> _Problem_
Please report every line from the material that contains the word "voltage".

> _Material for this task_
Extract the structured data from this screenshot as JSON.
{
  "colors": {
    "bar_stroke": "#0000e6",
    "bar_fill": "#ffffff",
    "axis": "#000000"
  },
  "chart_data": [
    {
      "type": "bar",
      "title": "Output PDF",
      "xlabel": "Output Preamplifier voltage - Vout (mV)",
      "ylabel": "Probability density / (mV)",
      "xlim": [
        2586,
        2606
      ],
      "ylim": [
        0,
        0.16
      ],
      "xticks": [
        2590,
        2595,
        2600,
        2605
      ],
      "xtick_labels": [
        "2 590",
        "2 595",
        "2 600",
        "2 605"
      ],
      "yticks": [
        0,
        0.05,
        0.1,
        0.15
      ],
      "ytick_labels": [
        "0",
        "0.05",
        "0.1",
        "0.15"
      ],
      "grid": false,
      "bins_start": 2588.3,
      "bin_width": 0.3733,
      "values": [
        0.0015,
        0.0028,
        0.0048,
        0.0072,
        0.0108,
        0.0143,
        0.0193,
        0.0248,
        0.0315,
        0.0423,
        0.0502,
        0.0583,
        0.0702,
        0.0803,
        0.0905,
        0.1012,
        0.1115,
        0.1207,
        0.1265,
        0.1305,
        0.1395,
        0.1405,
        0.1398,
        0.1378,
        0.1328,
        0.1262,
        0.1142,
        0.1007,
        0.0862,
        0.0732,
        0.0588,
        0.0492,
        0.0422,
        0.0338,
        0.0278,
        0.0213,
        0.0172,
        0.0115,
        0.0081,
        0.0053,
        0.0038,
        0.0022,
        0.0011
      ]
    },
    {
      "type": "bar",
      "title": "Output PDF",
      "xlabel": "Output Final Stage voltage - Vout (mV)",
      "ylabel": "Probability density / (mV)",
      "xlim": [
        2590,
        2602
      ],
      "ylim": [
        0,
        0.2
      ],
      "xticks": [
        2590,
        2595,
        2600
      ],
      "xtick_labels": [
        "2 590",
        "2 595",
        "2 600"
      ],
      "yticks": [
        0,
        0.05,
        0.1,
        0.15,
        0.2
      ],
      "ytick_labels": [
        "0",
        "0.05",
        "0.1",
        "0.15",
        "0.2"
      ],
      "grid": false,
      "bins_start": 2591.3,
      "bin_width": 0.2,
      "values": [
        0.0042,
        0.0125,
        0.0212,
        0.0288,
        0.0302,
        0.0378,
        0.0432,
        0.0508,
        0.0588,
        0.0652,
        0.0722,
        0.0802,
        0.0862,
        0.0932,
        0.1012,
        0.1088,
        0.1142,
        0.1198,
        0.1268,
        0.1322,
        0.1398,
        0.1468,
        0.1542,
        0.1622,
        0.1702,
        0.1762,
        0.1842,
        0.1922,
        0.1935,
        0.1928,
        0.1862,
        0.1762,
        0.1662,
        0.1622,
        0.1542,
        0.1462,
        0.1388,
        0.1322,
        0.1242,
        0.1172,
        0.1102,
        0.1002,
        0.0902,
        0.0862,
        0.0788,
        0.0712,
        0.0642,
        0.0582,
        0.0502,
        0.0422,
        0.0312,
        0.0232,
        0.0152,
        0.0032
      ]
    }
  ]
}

> _Exercise result_
      "xlabel": "Output Preamplifier voltage - Vout (mV)",
      "xlabel": "Output Final Stage voltage - Vout (mV)",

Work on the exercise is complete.